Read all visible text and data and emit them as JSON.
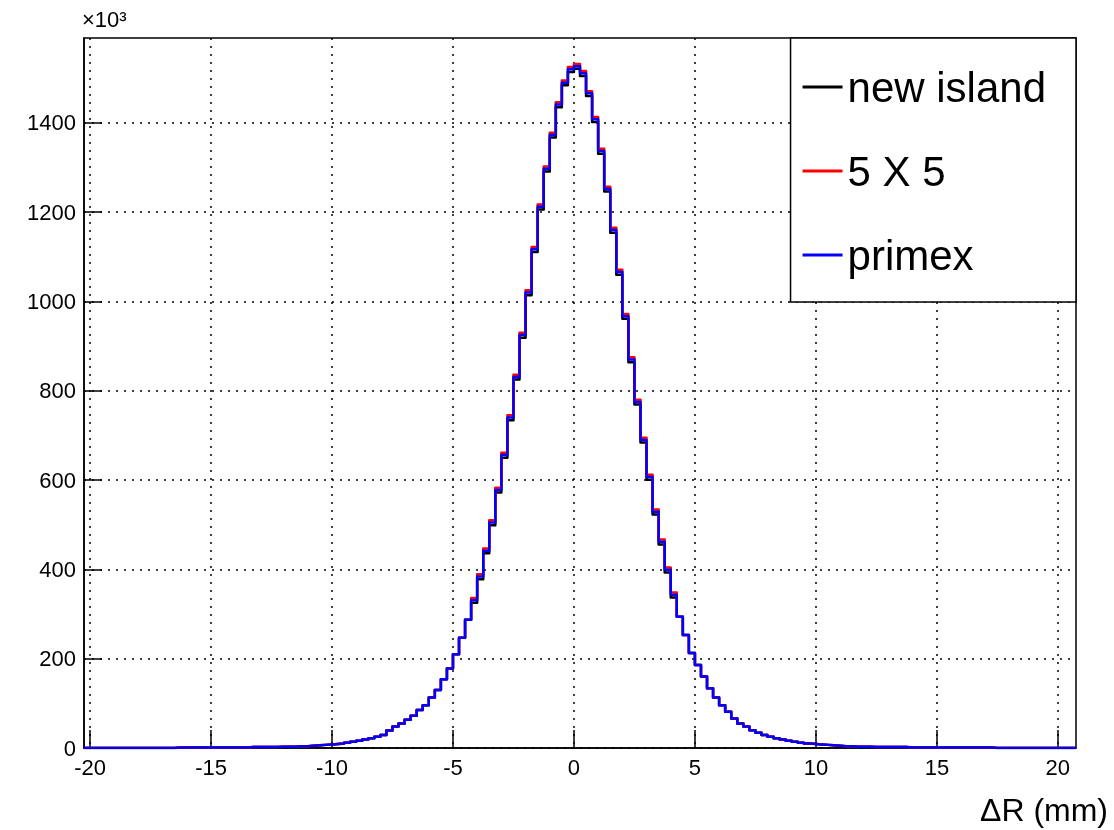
{
  "chart_data": {
    "type": "histogram",
    "xlabel": "ΔR (mm)",
    "annotations": [
      "×10³"
    ],
    "bins": [
      -20.25,
      -20,
      -19.75,
      -19.5,
      -19.25,
      -19,
      -18.75,
      -18.5,
      -18.25,
      -18,
      -17.75,
      -17.5,
      -17.25,
      -17,
      -16.75,
      -16.5,
      -16.25,
      -16,
      -15.75,
      -15.5,
      -15.25,
      -15,
      -14.75,
      -14.5,
      -14.25,
      -14,
      -13.75,
      -13.5,
      -13.25,
      -13,
      -12.75,
      -12.5,
      -12.25,
      -12,
      -11.75,
      -11.5,
      -11.25,
      -11,
      -10.75,
      -10.5,
      -10.25,
      -10,
      -9.75,
      -9.5,
      -9.25,
      -9,
      -8.75,
      -8.5,
      -8.25,
      -8,
      -7.75,
      -7.5,
      -7.25,
      -7,
      -6.75,
      -6.5,
      -6.25,
      -6,
      -5.75,
      -5.5,
      -5.25,
      -5,
      -4.75,
      -4.5,
      -4.25,
      -4,
      -3.75,
      -3.5,
      -3.25,
      -3,
      -2.75,
      -2.5,
      -2.25,
      -2,
      -1.75,
      -1.5,
      -1.25,
      -1,
      -0.75,
      -0.5,
      -0.25,
      0,
      0.25,
      0.5,
      0.75,
      1,
      1.25,
      1.5,
      1.75,
      2,
      2.25,
      2.5,
      2.75,
      3,
      3.25,
      3.5,
      3.75,
      4,
      4.25,
      4.5,
      4.75,
      5,
      5.25,
      5.5,
      5.75,
      6,
      6.25,
      6.5,
      6.75,
      7,
      7.25,
      7.5,
      7.75,
      8,
      8.25,
      8.5,
      8.75,
      9,
      9.25,
      9.5,
      9.75,
      10,
      10.25,
      10.5,
      10.75,
      11,
      11.25,
      11.5,
      11.75,
      12,
      12.25,
      12.5,
      12.75,
      13,
      13.25,
      13.5,
      13.75,
      14,
      14.25,
      14.5,
      14.75,
      15,
      15.25,
      15.5,
      15.75,
      16,
      16.25,
      16.5,
      16.75,
      17,
      17.25,
      17.5,
      17.75,
      18,
      18.25,
      18.5,
      18.75,
      19,
      19.25,
      19.5,
      19.75,
      20,
      20.25,
      20.5,
      20.75
    ],
    "series": [
      {
        "name": "new island",
        "color": "#000000",
        "values": [
          0,
          0,
          0,
          0,
          0,
          0,
          0,
          0,
          0,
          0,
          0,
          0,
          0,
          0,
          0,
          1,
          1,
          1,
          1,
          1,
          1,
          1,
          1,
          1,
          1,
          1,
          1,
          2,
          2,
          2,
          2,
          2,
          3,
          3,
          3,
          4,
          4,
          5,
          6,
          7,
          8,
          9,
          10,
          12,
          14,
          16,
          19,
          22,
          25,
          29,
          39,
          48,
          55,
          63,
          72,
          85,
          96,
          113,
          130,
          154,
          178,
          210,
          247,
          287,
          325,
          378,
          436,
          499,
          572,
          650,
          734,
          825,
          919,
          1014,
          1111,
          1206,
          1291,
          1367,
          1435,
          1484,
          1514,
          1521,
          1505,
          1460,
          1402,
          1331,
          1246,
          1154,
          1060,
          961,
          864,
          769,
          684,
          601,
          523,
          456,
          393,
          337,
          294,
          253,
          213,
          186,
          160,
          134,
          113,
          96,
          81,
          66,
          55,
          48,
          40,
          34,
          29,
          25,
          22,
          19,
          16,
          14,
          12,
          10,
          9,
          8,
          7,
          6,
          5,
          4,
          4,
          3,
          3,
          3,
          2,
          2,
          2,
          2,
          2,
          2,
          1,
          1,
          1,
          1,
          1,
          1,
          1,
          1,
          1,
          1,
          1,
          1,
          1,
          1,
          0,
          0,
          0,
          0,
          0,
          0,
          0,
          0,
          0,
          0,
          0,
          0,
          0,
          0
        ]
      },
      {
        "name": "5 X 5",
        "color": "#ff0000",
        "values": [
          0,
          0,
          0,
          0,
          0,
          0,
          0,
          0,
          0,
          0,
          0,
          0,
          0,
          0,
          0,
          1,
          1,
          1,
          1,
          1,
          1,
          1,
          1,
          1,
          1,
          1,
          1,
          2,
          2,
          2,
          2,
          2,
          3,
          3,
          3,
          4,
          4,
          5,
          6,
          7,
          8,
          9,
          10,
          12,
          14,
          16,
          19,
          22,
          25,
          29,
          39,
          48,
          55,
          63,
          72,
          85,
          96,
          113,
          130,
          154,
          178,
          210,
          247,
          287,
          336,
          389,
          447,
          510,
          583,
          661,
          745,
          836,
          930,
          1025,
          1122,
          1217,
          1302,
          1378,
          1446,
          1495,
          1525,
          1532,
          1516,
          1471,
          1413,
          1342,
          1257,
          1165,
          1071,
          972,
          875,
          780,
          695,
          612,
          534,
          467,
          404,
          348,
          294,
          253,
          213,
          186,
          160,
          134,
          113,
          96,
          81,
          66,
          55,
          48,
          40,
          34,
          29,
          25,
          22,
          19,
          16,
          14,
          12,
          10,
          9,
          8,
          7,
          6,
          5,
          4,
          4,
          3,
          3,
          3,
          2,
          2,
          2,
          2,
          2,
          2,
          1,
          1,
          1,
          1,
          1,
          1,
          1,
          1,
          1,
          1,
          1,
          1,
          1,
          1,
          0,
          0,
          0,
          0,
          0,
          0,
          0,
          0,
          0,
          0,
          0,
          0,
          0,
          0
        ]
      },
      {
        "name": "primex",
        "color": "#0000ff",
        "values": [
          0,
          0,
          0,
          0,
          0,
          0,
          0,
          0,
          0,
          0,
          0,
          0,
          0,
          0,
          0,
          1,
          1,
          1,
          1,
          1,
          1,
          1,
          1,
          1,
          1,
          1,
          1,
          2,
          2,
          2,
          2,
          2,
          3,
          3,
          3,
          4,
          4,
          5,
          6,
          7,
          8,
          9,
          10,
          12,
          14,
          16,
          19,
          22,
          25,
          29,
          39,
          48,
          55,
          63,
          72,
          85,
          96,
          113,
          130,
          154,
          178,
          210,
          247,
          287,
          331,
          384,
          442,
          505,
          578,
          656,
          740,
          831,
          925,
          1020,
          1117,
          1212,
          1297,
          1373,
          1441,
          1490,
          1520,
          1527,
          1511,
          1466,
          1408,
          1337,
          1252,
          1160,
          1066,
          967,
          870,
          775,
          690,
          607,
          529,
          462,
          399,
          343,
          294,
          253,
          213,
          186,
          160,
          134,
          113,
          96,
          81,
          66,
          55,
          48,
          40,
          34,
          29,
          25,
          22,
          19,
          16,
          14,
          12,
          10,
          9,
          8,
          7,
          6,
          5,
          4,
          4,
          3,
          3,
          3,
          2,
          2,
          2,
          2,
          2,
          2,
          1,
          1,
          1,
          1,
          1,
          1,
          1,
          1,
          1,
          1,
          1,
          1,
          1,
          1,
          0,
          0,
          0,
          0,
          0,
          0,
          0,
          0,
          0,
          0,
          0,
          0,
          0,
          0
        ]
      }
    ],
    "xlim": [
      -20.25,
      20.75
    ],
    "xticks": [
      -20,
      -15,
      -10,
      -5,
      0,
      5,
      10,
      15,
      20
    ],
    "ylim": [
      0,
      1590
    ],
    "yticks": [
      0,
      200,
      400,
      600,
      800,
      1000,
      1200,
      1400
    ],
    "grid": true,
    "legend": "top right",
    "line_style": "solid",
    "marker": "none"
  }
}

Task directions. Scan the material and collect every line that contains "name".

The reply.
        "name": "new island",
        "name": "5 X 5",
        "name": "primex",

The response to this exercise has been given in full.